## [ФРАГМЕНТ ДОКУМЕНТА]
◆ ◆ ◆ ◆ ◆
Для подтверждения советского попустительства немецкой агрессии западные историографы часто используют такие эпизоды, как например, тосты, произнесенные Молотовым за успехи вермахта, совместный парад Красной Армии и вермахта в Брест-Литовске после раздела Польши, выдача польских коммунистов Германии и историю о последнем поезде с стратегическими товарами, который прошел в Германию в ночь на 22 июня. Однако ни эти факты, ни оценка Молотовым пакта, как «поворотного пункта в истории Европы и не только Европы», не следует принимать за чистую монету[2]. Какой бы циничной и неразборчивой ни была в то время советская политика, эти эпизоды отражают сложности, с которыми столкнулись русские после заключения пакта. Подписание пакта, как мы видели, было выбором наименьшего из двух зол.
◆ ◆ ◆ ◆ ◆
## [ВЫДЕРЖКА ИЗ ДАННЫХ]
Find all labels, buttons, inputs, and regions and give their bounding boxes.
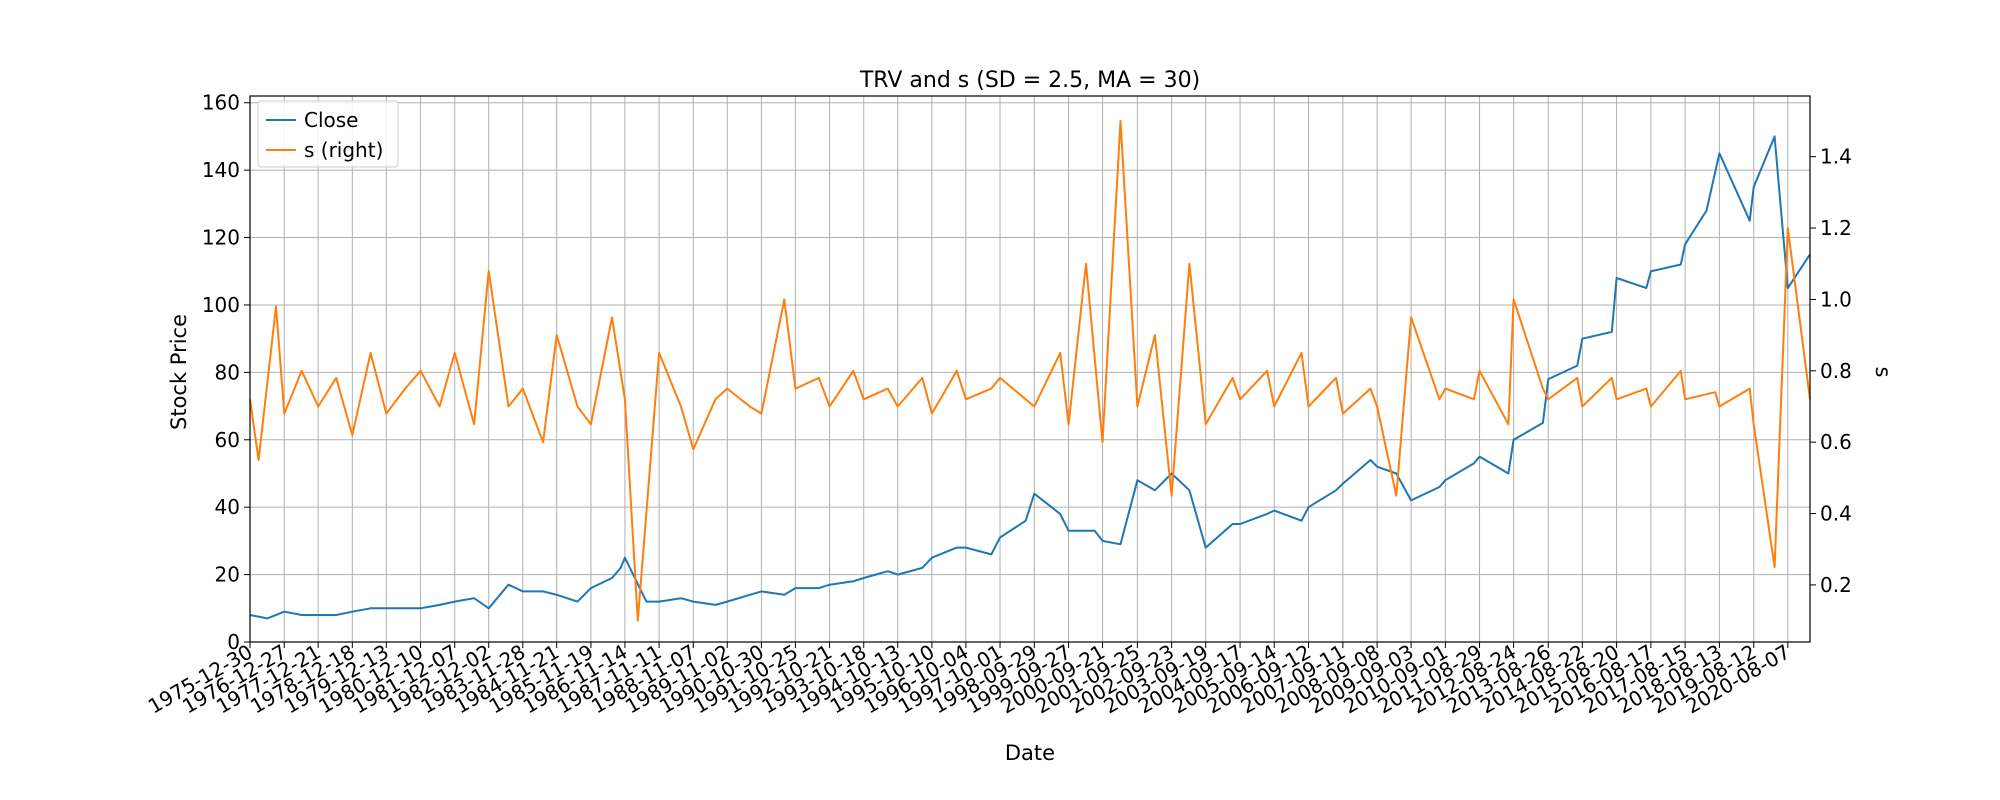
◆ ◆ ◆ ◆ ◆
## [ВАША ЗАДАЧА]
Продолжите фрагмент о советско-германском пакте, начав сразу после его последнего предложения.

## [РЕЗУЛЬТАТ ВЫПОЛНЕНИЯ]
Однако пакт с Германией породил у России чувство уверенности, передав в ее руки эффективный контроль над буферной зоной. Советское руководство рассчитывало повысить свою военную готовность, пока Германия и Англия будут вести военные действия[3]. Ошибочность этого расчета впервые проявилась, когда Польша оказалась поверженной еще до мобилизации британских экспедиционных сил. Последовавшая вслед за этим «странная война» отнюдь не рассеяла опасений русских. Они едва ли могли исключить возможность того, что Чемберлен, которому они абсолютно не доверяли, поддастся соблазну договориться с Германией и подтолкнет ее к экспансии на Восток[4]. В результате, когда немцы убеждали Сталина вторгнуться в Польшу, он проявил осторожность и нерешительность. Отказавшись от стремления сохранить Польшу в качестве буферной зоны, он тем самым выступал заодно с Германией. Германия же могла попытаться заключить соглашение с Англией и Францией, возмущенными советской акцией. Таким образом, не исключалось, что Сталин окажется втянутым в войну с коалицией западных стран в условиях, когда положение на его восточных границах оставалось неопределенным. Кроме того, он прекрасно понимал, что Красная Армия слаба. Эта картина сильно отличается от того, что так усиленно пытается доказать Суворов: решимости Сталина двинуться на Польшу[5].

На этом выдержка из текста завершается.